▸ Given exercise
Show each line of the data below that has the string "Green" in it.

[START OF Material for this task]

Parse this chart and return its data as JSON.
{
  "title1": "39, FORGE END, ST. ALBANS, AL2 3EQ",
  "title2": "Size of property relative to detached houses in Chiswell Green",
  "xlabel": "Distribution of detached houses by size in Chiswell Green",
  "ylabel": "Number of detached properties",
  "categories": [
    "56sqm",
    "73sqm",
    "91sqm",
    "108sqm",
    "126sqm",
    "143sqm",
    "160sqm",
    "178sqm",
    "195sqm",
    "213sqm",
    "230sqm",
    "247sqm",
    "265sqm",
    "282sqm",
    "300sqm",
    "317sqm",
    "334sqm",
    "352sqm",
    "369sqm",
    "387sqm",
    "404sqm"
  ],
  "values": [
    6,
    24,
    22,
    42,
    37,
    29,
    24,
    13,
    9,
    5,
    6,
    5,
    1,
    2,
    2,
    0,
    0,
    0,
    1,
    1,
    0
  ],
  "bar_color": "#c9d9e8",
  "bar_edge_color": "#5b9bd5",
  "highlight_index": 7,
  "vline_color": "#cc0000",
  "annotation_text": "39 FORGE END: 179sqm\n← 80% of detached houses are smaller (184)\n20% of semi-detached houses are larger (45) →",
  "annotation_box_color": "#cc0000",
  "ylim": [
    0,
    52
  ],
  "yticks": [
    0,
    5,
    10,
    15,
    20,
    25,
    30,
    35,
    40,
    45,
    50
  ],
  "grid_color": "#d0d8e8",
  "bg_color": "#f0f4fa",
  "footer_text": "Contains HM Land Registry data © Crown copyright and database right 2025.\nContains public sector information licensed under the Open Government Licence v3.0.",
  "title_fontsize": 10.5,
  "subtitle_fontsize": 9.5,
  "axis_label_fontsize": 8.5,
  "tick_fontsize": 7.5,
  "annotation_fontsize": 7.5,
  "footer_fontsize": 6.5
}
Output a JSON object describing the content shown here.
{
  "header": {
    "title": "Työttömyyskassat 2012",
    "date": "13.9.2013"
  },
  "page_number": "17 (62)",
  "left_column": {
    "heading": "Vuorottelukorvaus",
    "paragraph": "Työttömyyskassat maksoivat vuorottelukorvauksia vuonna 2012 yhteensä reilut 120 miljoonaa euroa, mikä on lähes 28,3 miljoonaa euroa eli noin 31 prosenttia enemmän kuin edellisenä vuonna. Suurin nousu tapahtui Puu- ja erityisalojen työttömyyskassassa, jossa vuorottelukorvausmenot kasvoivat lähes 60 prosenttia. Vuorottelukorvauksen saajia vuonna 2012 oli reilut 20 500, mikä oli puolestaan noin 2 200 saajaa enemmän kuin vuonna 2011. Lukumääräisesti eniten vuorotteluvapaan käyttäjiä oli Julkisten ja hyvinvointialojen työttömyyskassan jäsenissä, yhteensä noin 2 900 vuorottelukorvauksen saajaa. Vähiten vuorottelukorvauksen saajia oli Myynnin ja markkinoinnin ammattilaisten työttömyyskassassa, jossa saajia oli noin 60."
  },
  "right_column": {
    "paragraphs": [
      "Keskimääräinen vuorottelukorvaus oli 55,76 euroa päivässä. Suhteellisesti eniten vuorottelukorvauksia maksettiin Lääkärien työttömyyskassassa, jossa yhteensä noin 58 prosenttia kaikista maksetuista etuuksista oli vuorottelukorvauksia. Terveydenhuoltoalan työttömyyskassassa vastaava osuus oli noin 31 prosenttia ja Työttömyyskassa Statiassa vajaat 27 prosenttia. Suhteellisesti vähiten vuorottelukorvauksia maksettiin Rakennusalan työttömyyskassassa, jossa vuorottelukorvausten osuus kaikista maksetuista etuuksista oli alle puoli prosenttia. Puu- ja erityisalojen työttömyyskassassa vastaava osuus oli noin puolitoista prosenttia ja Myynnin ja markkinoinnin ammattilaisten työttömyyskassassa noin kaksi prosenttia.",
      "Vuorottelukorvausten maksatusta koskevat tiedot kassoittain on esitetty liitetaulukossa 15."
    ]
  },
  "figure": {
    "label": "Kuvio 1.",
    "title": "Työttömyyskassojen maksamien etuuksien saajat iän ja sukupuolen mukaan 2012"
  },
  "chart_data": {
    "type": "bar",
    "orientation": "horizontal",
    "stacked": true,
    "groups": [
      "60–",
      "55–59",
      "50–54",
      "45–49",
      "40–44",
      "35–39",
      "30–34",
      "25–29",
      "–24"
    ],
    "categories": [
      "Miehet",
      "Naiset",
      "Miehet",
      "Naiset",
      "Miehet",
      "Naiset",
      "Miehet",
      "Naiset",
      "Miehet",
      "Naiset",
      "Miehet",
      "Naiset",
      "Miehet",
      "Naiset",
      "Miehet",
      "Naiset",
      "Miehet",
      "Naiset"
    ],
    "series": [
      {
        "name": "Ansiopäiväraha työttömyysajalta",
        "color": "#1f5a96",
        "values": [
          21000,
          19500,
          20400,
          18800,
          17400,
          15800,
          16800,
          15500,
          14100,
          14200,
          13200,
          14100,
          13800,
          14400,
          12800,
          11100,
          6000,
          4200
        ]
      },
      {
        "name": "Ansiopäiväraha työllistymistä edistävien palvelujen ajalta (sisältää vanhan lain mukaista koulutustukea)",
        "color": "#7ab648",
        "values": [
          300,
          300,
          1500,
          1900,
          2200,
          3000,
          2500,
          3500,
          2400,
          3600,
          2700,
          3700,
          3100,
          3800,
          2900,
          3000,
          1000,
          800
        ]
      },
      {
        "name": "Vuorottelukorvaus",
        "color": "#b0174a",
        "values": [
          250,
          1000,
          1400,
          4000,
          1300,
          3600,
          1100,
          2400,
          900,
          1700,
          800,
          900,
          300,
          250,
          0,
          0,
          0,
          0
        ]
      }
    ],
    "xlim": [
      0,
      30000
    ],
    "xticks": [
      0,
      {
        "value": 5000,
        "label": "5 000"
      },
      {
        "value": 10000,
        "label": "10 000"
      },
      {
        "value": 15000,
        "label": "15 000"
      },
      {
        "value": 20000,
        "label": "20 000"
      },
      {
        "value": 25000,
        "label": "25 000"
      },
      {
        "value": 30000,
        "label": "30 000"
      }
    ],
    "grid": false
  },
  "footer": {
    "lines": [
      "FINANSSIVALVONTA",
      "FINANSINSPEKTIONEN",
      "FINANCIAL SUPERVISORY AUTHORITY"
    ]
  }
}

[END OF Material for this task]
[START OF Material for this task]

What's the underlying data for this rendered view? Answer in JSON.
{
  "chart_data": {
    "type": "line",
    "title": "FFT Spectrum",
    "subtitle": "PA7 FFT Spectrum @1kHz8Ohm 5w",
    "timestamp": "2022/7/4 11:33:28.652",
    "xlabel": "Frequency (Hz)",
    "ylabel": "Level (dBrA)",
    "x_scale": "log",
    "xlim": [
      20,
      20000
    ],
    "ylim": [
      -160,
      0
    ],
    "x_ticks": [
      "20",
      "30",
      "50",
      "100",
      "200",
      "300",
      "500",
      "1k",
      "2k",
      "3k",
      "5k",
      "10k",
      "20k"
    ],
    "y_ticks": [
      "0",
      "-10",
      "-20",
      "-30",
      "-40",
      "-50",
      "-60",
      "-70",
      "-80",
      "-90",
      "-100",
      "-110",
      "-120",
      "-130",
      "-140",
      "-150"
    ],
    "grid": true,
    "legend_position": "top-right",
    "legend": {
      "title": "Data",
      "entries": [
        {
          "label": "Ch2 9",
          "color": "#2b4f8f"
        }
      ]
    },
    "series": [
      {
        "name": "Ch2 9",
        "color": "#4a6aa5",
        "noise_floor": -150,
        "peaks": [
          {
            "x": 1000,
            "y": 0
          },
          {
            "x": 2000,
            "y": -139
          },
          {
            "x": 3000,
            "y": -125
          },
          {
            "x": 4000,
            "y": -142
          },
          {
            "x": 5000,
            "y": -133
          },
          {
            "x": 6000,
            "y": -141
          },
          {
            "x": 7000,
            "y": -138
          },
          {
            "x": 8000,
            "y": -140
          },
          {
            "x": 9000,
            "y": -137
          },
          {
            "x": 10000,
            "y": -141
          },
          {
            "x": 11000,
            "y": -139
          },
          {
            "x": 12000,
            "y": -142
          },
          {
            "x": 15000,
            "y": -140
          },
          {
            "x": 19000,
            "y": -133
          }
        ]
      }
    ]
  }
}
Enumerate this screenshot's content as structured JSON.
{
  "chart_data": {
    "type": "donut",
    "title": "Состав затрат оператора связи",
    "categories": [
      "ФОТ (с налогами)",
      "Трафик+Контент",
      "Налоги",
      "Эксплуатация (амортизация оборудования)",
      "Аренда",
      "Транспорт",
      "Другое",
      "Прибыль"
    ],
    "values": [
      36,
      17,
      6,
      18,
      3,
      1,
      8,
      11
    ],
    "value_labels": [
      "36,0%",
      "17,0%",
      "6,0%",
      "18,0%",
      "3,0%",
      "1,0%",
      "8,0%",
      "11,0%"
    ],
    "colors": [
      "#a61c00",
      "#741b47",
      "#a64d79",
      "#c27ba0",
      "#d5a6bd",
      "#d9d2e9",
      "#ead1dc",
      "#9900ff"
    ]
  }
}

[END OF Material for this task]

▸ Finished exercise
  "title2": "Size of property relative to detached houses in Chiswell Green",
  "xlabel": "Distribution of detached houses by size in Chiswell Green",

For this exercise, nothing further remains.